> KUTIPAN TEKS:
Seorang salaf menulis surat kepada saudaranya yang isinya : “Wahai saudaraku, engkau bercita-cita akan selamanya hidup di dunia, tetapi ketahuilah sebenarnya engkau hanyalah seorang musafir saja. Engkau berjalan dengan cepat, dan engkau akan disambut oleh kematian. Sementara dunia telah menggulung tikarnya dibelakangmu, melipat umurmu yang telah berlalu dan waktumu tidak bisa diulang lagi.” (Jami’ul Ulum wal Hikam : 381, Ibnu Rajab al-Hanbali).

> MATERI DITAMPILKAN:
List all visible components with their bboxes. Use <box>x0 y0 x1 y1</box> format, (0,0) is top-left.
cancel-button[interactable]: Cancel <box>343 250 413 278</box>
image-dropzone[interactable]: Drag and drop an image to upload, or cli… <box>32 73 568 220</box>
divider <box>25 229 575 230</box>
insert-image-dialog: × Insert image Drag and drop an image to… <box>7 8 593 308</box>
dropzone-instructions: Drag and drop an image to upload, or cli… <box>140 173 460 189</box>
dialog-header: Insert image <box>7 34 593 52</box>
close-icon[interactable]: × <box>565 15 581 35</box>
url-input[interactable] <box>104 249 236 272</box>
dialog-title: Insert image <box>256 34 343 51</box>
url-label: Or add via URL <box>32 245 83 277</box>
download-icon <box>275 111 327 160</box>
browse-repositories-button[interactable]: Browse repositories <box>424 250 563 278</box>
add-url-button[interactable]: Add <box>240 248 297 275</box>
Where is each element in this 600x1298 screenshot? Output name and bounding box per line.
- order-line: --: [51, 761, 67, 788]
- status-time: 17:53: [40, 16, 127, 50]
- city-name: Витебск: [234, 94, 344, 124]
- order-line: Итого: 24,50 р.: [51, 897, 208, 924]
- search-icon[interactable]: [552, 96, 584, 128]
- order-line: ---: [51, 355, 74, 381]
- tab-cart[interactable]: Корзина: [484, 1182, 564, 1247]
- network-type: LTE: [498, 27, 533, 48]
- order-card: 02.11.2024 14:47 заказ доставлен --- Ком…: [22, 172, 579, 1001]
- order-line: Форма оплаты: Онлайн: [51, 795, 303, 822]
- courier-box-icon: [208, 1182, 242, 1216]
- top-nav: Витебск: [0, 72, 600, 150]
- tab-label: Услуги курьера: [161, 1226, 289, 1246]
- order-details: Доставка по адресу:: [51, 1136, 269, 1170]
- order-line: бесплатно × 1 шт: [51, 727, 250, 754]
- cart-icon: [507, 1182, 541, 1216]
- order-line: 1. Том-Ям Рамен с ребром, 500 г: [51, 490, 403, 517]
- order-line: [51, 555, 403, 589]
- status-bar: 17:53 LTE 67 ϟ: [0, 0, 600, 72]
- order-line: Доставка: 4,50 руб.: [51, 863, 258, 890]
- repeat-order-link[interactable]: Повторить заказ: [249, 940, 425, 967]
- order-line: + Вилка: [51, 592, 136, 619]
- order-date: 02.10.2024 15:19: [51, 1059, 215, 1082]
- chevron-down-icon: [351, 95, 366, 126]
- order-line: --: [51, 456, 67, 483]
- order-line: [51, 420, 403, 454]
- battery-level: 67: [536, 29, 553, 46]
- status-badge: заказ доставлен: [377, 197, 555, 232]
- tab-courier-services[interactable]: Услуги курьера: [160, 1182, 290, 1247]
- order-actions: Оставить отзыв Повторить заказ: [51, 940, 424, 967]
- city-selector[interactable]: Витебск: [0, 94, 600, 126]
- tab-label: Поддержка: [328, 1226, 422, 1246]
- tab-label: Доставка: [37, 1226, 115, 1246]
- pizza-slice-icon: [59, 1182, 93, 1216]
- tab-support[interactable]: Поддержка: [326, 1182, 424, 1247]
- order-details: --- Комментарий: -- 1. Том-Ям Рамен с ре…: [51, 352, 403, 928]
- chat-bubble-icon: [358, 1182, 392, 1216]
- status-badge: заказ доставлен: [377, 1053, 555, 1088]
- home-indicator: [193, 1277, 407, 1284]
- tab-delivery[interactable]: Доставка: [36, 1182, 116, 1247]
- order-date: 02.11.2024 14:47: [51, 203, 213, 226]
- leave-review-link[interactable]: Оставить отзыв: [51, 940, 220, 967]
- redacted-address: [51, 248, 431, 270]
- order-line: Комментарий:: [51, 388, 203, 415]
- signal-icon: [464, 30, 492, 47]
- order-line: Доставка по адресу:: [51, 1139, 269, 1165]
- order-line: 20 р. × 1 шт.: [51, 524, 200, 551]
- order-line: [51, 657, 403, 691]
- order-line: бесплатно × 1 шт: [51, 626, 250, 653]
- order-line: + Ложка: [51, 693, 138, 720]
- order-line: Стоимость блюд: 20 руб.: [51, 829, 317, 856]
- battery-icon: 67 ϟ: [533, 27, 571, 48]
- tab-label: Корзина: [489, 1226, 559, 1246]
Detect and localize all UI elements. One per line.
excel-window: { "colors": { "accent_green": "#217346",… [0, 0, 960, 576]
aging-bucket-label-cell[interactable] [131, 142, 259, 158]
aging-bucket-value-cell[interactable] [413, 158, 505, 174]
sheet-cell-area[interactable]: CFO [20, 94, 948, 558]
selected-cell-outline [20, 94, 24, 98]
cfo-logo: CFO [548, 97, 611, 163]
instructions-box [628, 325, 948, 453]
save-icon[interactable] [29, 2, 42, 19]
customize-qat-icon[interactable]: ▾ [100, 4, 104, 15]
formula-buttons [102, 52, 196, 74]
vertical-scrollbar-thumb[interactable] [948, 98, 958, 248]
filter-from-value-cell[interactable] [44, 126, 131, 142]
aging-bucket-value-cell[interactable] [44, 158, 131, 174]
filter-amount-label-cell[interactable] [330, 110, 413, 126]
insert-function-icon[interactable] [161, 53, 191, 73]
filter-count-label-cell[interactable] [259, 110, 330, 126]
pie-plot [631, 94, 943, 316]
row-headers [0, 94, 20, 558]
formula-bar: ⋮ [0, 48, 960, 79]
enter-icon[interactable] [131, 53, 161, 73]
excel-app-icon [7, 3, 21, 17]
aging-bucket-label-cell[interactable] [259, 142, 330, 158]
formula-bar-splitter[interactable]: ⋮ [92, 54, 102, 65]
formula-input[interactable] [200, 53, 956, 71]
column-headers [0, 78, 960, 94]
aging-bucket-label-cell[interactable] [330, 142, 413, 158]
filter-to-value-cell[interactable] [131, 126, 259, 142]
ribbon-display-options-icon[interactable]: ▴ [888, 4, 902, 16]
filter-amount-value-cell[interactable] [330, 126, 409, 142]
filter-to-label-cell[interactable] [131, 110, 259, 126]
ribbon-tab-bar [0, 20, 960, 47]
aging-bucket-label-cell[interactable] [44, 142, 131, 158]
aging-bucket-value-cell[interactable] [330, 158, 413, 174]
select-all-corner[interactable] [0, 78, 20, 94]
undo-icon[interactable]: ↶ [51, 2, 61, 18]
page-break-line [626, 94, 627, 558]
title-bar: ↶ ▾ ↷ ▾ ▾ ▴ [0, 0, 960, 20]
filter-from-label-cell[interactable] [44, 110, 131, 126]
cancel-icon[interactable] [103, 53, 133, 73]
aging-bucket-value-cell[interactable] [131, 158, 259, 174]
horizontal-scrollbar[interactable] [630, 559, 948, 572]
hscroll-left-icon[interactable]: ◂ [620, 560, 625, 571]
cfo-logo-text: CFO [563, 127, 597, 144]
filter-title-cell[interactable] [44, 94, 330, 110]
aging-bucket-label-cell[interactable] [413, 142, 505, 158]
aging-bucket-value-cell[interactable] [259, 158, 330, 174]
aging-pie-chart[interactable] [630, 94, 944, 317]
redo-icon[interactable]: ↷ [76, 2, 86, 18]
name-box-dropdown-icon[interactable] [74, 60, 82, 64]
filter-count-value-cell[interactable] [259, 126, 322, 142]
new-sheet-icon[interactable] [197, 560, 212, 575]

> TUGAS:
A - Dari kutipan teks tentang surat seorang salaf, daftarlah semua pernyataan dalam surat itu yang subjeknya kata "engkau".
B - Teruskan kutipan teks tentang surat seorang salaf kepada saudaranya, dimulai sesudah kalimat terakhirnya.

> JAWABAN TUGAS:
A -
- engkau bercita-cita akan selamanya hidup di dunia
- engkau hanyalah seorang musafir saja
- engkau berjalan dengan cepat
- engkau akan disambut oleh kematian

B -
Demikianlah saudaraku, perhatikanlah banyak manusia di sekeliling kita yang berlomba-lomba ingin memperpanjang usianya. Apakah mereka lupa atau berpura-pura lupa bahwa tidak ada yang abadi di dunia? Ataukah tidak ada lagi kata ‘kematian’ dalam kamus mereka? Alangkah sangat-sangat mengherankan. Sungguh, cinta dunia telah membuat manusia lupa. Lupa akan hakikat dirinya, dan lupa bahwa dunia adalah fana.
Al-Hasan berkata : “Kalian berangan-angan mendapatkan umur seperti umur umat Nabi Nuh alaihi salam. Padahal kematian mengetuk pintumu setiap malam.” (Az-Zuhd : 47, Al-Hasan Al-Bashri).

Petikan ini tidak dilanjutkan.